EXERCISE REQUIREMENTS »
For this exercise, copy out each line of the material below that includes "type".

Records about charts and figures
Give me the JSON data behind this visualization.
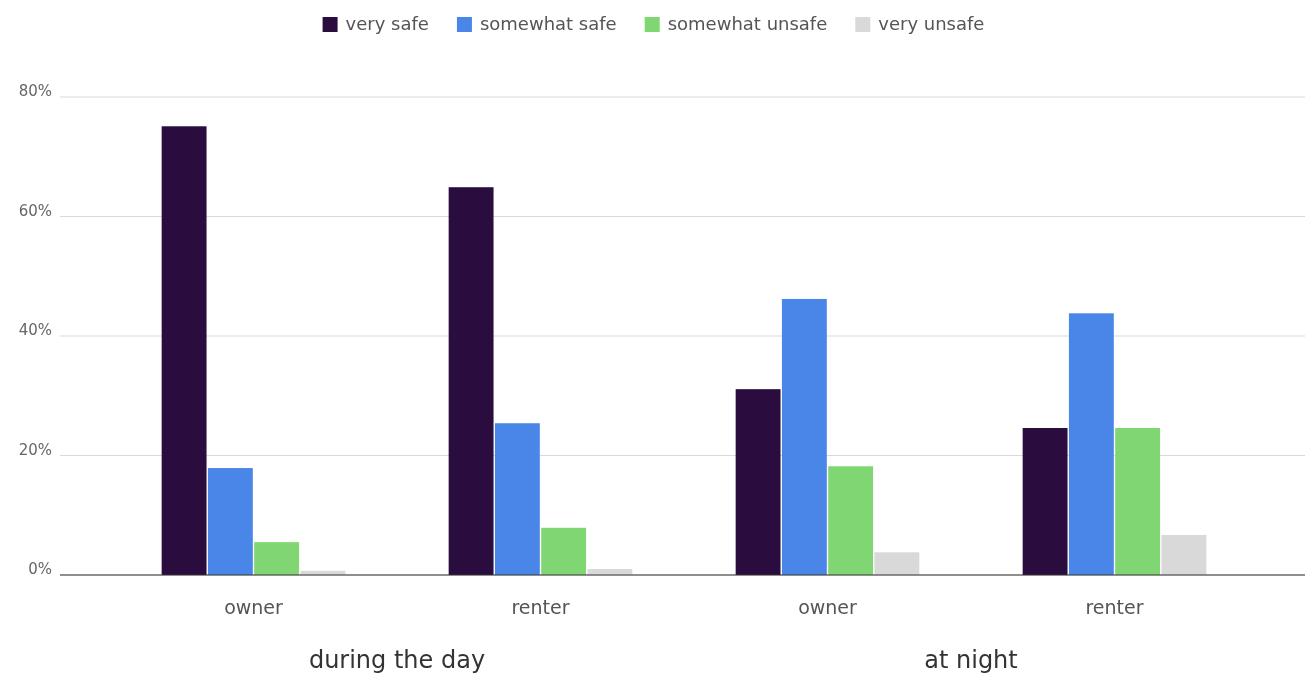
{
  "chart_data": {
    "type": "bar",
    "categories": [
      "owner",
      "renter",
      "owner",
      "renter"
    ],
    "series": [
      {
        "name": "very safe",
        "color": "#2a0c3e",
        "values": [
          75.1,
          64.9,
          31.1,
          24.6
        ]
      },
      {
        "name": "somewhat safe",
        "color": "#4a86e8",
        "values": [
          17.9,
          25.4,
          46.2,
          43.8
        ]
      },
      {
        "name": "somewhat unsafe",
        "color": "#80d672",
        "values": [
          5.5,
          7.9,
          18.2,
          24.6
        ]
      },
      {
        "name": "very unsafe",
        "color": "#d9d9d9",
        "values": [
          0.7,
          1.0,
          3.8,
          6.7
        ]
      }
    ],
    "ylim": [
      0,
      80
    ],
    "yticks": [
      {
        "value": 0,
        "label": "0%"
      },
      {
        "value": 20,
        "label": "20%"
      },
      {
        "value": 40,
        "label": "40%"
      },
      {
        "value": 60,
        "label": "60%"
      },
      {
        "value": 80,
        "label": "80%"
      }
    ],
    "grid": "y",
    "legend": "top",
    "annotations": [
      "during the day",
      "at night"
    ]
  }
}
==
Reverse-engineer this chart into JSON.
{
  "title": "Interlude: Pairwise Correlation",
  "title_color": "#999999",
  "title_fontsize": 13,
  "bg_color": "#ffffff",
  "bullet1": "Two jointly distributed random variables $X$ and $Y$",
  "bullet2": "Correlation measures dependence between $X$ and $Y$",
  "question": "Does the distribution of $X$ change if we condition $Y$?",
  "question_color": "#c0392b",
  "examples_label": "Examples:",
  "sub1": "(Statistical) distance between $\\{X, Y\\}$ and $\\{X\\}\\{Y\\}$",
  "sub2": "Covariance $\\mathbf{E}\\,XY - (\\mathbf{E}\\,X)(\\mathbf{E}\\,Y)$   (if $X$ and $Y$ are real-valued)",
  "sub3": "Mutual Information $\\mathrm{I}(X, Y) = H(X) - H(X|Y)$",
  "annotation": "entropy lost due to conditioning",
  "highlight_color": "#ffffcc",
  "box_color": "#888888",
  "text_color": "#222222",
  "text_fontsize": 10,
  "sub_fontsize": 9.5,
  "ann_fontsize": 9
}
==
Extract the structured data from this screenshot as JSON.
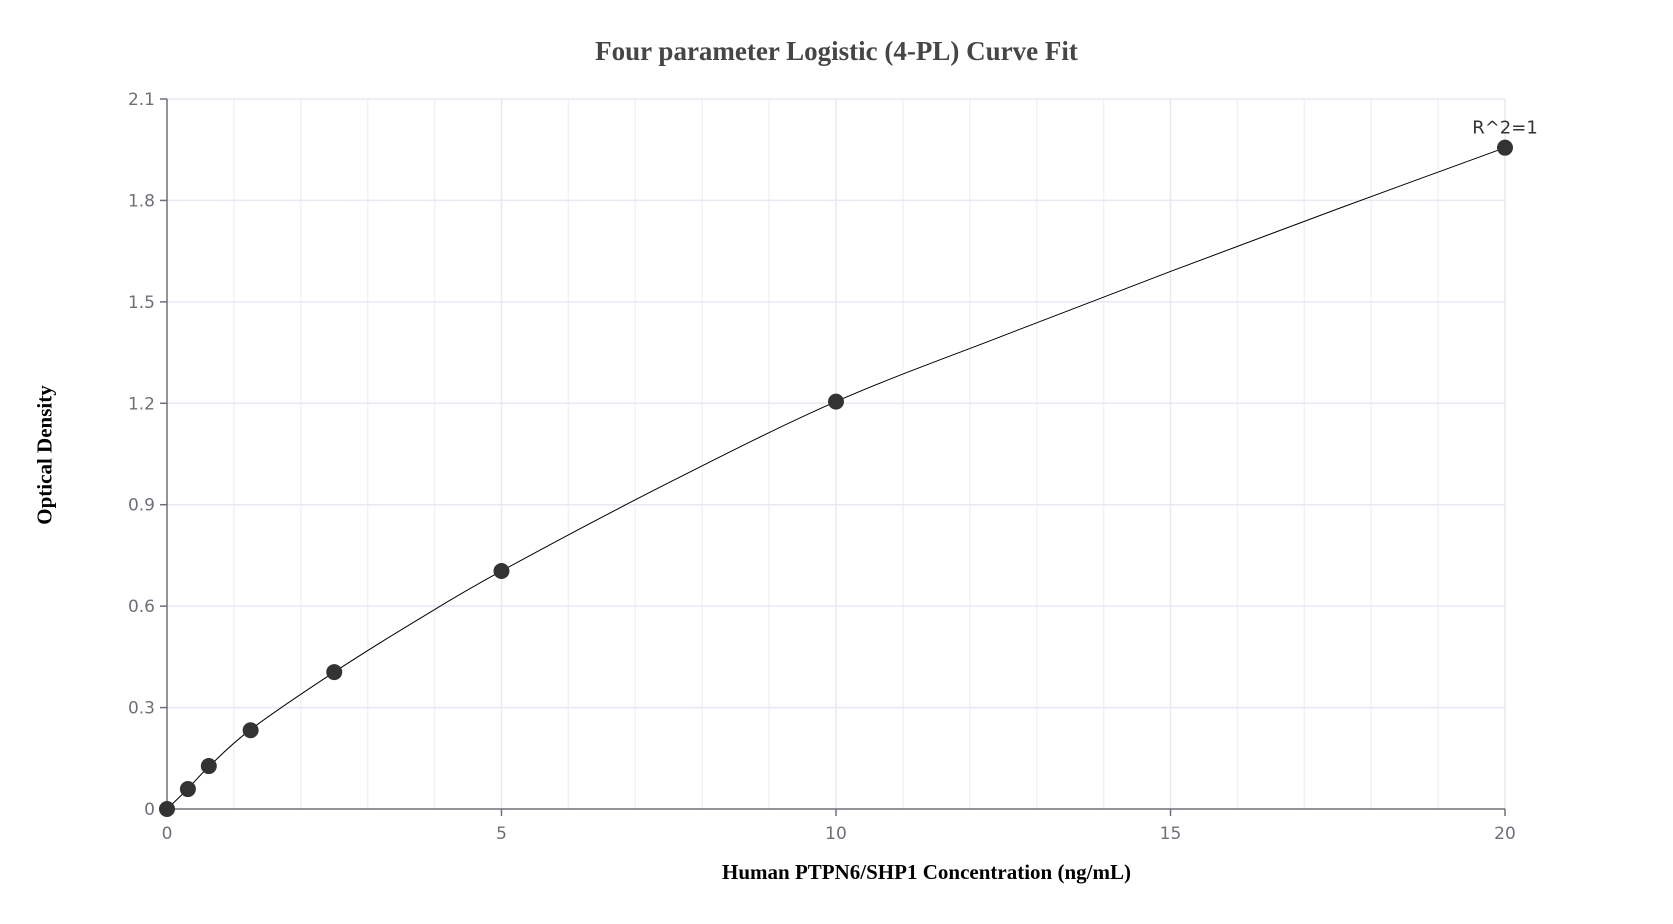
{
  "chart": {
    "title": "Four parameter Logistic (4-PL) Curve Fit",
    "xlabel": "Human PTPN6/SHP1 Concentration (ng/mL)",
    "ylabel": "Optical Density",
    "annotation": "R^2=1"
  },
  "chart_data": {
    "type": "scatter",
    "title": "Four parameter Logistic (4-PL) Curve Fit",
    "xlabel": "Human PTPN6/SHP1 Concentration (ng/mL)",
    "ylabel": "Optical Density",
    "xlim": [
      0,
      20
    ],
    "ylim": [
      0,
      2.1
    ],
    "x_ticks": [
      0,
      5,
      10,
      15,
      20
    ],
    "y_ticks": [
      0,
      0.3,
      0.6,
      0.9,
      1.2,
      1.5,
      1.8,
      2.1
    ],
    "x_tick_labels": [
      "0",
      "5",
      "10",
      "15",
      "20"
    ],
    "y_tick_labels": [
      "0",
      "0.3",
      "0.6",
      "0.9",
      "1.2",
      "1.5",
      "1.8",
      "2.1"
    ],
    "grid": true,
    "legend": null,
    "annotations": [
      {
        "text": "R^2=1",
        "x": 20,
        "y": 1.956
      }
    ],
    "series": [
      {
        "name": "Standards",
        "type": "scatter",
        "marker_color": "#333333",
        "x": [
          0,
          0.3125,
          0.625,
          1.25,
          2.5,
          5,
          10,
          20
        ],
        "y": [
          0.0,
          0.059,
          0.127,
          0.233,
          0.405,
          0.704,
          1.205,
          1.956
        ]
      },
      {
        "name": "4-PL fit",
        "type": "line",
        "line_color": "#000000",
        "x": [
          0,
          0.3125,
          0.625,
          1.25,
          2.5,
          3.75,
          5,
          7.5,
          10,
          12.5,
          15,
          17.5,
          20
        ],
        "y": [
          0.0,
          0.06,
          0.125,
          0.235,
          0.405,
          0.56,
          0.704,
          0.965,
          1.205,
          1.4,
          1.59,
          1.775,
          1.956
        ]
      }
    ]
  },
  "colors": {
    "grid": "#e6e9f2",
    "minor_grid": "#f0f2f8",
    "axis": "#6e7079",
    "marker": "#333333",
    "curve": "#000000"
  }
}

WORKED ANSWER »
    "type": "bar",
    "type": "scatter",
        "type": "scatter",
        "type": "line",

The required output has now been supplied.